Stated goal = Extract the complete listing and repeat it word for word.

Extracted records =
####

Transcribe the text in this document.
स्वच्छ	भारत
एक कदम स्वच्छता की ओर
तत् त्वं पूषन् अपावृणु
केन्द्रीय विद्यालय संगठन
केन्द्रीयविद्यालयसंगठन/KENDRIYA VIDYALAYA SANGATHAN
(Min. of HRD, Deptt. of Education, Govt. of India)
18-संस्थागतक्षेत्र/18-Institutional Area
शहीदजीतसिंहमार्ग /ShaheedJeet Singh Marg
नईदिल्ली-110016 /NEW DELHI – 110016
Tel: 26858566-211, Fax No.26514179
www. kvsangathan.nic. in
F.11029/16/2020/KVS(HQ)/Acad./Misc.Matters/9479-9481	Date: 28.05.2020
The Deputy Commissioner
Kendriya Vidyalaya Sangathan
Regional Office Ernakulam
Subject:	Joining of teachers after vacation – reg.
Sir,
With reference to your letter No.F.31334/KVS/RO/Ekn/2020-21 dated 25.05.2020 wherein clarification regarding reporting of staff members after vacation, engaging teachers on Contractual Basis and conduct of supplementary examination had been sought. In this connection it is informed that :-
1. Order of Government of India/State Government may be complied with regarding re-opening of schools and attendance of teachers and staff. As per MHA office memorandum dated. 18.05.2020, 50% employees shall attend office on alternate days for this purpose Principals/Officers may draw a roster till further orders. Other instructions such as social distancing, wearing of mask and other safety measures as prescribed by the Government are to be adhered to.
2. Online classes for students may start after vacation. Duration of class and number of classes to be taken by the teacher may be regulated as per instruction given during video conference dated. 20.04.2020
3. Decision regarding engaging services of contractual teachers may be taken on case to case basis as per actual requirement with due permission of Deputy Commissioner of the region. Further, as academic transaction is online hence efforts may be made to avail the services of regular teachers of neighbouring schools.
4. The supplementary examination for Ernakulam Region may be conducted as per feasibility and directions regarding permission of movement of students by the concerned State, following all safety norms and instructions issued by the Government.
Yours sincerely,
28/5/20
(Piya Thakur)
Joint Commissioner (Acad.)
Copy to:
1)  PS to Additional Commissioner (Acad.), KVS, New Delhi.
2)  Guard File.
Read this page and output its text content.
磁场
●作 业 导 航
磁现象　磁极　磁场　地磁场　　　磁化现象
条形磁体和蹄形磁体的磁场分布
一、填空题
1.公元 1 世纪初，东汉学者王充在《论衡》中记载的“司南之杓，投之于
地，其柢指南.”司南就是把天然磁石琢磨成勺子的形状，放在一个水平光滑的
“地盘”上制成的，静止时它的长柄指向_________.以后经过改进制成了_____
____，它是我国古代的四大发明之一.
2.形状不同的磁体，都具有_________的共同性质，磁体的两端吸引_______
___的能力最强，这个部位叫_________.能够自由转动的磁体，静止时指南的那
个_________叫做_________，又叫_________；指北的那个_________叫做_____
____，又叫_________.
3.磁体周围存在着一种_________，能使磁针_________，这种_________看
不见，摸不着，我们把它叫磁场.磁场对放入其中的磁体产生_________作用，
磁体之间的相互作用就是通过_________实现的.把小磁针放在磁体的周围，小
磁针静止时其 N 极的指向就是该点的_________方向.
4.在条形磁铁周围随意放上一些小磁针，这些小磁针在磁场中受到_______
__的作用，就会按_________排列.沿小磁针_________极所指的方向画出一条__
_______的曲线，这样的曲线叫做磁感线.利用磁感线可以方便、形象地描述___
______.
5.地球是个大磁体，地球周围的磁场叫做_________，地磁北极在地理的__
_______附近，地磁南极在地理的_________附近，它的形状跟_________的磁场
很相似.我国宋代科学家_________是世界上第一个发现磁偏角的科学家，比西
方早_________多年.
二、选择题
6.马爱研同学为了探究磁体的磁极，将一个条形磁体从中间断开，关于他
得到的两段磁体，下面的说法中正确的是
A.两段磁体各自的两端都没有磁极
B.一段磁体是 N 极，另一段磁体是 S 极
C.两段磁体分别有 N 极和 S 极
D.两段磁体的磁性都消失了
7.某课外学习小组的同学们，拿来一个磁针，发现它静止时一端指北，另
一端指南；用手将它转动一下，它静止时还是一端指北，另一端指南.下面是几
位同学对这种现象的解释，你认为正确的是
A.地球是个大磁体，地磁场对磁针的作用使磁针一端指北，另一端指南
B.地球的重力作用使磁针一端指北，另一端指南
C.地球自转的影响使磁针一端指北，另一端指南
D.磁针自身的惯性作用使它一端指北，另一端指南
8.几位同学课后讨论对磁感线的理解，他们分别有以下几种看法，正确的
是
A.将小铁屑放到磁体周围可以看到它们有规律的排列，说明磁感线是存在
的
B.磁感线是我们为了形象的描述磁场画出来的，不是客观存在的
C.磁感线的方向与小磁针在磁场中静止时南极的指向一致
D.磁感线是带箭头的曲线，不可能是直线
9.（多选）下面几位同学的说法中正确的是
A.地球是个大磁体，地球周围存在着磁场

####

Written reply =
Transcribe the text in this document.
स्वच्छ	भारत
एक कदम स्वच्छता की ओर
तत् त्वं पूषन् अपावृणु
केन्द्रीय विद्यालय संगठन
केन्द्रीयविद्यालयसंगठन/KENDRIYA VIDYALAYA SANGATHAN
(Min. of HRD, Deptt. of Education, Govt. of India)
18-संस्थागतक्षेत्र/18-Institutional Area
शहीदजीतसिंहमार्ग /ShaheedJeet Singh Marg
नईदिल्ली-110016 /NEW DELHI – 110016
Tel: 26858566-211, Fax No.26514179
www. kvsangathan.nic. in
F.11029/16/2020/KVS(HQ)/Acad./Misc.Matters/9479-9481	Date: 28.05.2020
The Deputy Commissioner
Kendriya Vidyalaya Sangathan
Regional Office Ernakulam
Subject:	Joining of teachers after vacation – reg.
Sir,
With reference to your letter No.F.31334/KVS/RO/Ekn/2020-21 dated 25.05.2020 wherein clarification regarding reporting of staff members after vacation, engaging teachers on Contractual Basis and conduct of supplementary examination had been sought. In this connection it is informed that :-
1. Order of Government of India/State Government may be complied with regarding re-opening of schools and attendance of teachers and staff. As per MHA office memorandum dated. 18.05.2020, 50% employees shall attend office on alternate days for this purpose Principals/Officers may draw a roster till further orders. Other instructions such as social distancing, wearing of mask and other safety measures as prescribed by the Government are to be adhered to.
2. Online classes for students may start after vacation. Duration of class and number of classes to be taken by the teacher may be regulated as per instruction given during video conference dated. 20.04.2020
3. Decision regarding engaging services of contractual teachers may be taken on case to case basis as per actual requirement with due permission of Deputy Commissioner of the region. Further, as academic transaction is online hence efforts may be made to avail the services of regular teachers of neighbouring schools.
4. The supplementary examination for Ernakulam Region may be conducted as per feasibility and directions regarding permission of movement of students by the concerned State, following all safety norms and instructions issued by the Government.
Yours sincerely,
28/5/20
(Piya Thakur)
Joint Commissioner (Acad.)
Copy to:
1)  PS to Additional Commissioner (Acad.), KVS, New Delhi.
2)  Guard File.
Read this page and output its text content.
磁场
●作 业 导 航
磁现象　磁极　磁场　地磁场　　　磁化现象
条形磁体和蹄形磁体的磁场分布
一、填空题
1.公元 1 世纪初，东汉学者王充在《论衡》中记载的“司南之杓，投之于
地，其柢指南.”司南就是把天然磁石琢磨成勺子的形状，放在一个水平光滑的
“地盘”上制成的，静止时它的长柄指向_________.以后经过改进制成了_____
____，它是我国古代的四大发明之一.
2.形状不同的磁体，都具有_________的共同性质，磁体的两端吸引_______
___的能力最强，这个部位叫_________.能够自由转动的磁体，静止时指南的那
个_________叫做_________，又叫_________；指北的那个_________叫做_____
____，又叫_________.
3.磁体周围存在着一种_________，能使磁针_________，这种_________看
不见，摸不着，我们把它叫磁场.磁场对放入其中的磁体产生_________作用，
磁体之间的相互作用就是通过_________实现的.把小磁针放在磁体的周围，小
磁针静止时其 N 极的指向就是该点的_________方向.
4.在条形磁铁周围随意放上一些小磁针，这些小磁针在磁场中受到_______
__的作用，就会按_________排列.沿小磁针_________极所指的方向画出一条__
_______的曲线，这样的曲线叫做磁感线.利用磁感线可以方便、形象地描述___
______.
5.地球是个大磁体，地球周围的磁场叫做_________，地磁北极在地理的__
_______附近，地磁南极在地理的_________附近，它的形状跟_________的磁场
很相似.我国宋代科学家_________是世界上第一个发现磁偏角的科学家，比西
方早_________多年.
二、选择题
6.马爱研同学为了探究磁体的磁极，将一个条形磁体从中间断开，关于他
得到的两段磁体，下面的说法中正确的是
A.两段磁体各自的两端都没有磁极
B.一段磁体是 N 极，另一段磁体是 S 极
C.两段磁体分别有 N 极和 S 极
D.两段磁体的磁性都消失了
7.某课外学习小组的同学们，拿来一个磁针，发现它静止时一端指北，另
一端指南；用手将它转动一下，它静止时还是一端指北，另一端指南.下面是几
位同学对这种现象的解释，你认为正确的是
A.地球是个大磁体，地磁场对磁针的作用使磁针一端指北，另一端指南
B.地球的重力作用使磁针一端指北，另一端指南
C.地球自转的影响使磁针一端指北，另一端指南
D.磁针自身的惯性作用使它一端指北，另一端指南
8.几位同学课后讨论对磁感线的理解，他们分别有以下几种看法，正确的
是
A.将小铁屑放到磁体周围可以看到它们有规律的排列，说明磁感线是存在
的
B.磁感线是我们为了形象的描述磁场画出来的，不是客观存在的
C.磁感线的方向与小磁针在磁场中静止时南极的指向一致
D.磁感线是带箭头的曲线，不可能是直线
9.（多选）下面几位同学的说法中正确的是
A.地球是个大磁体，地球周围存在着磁场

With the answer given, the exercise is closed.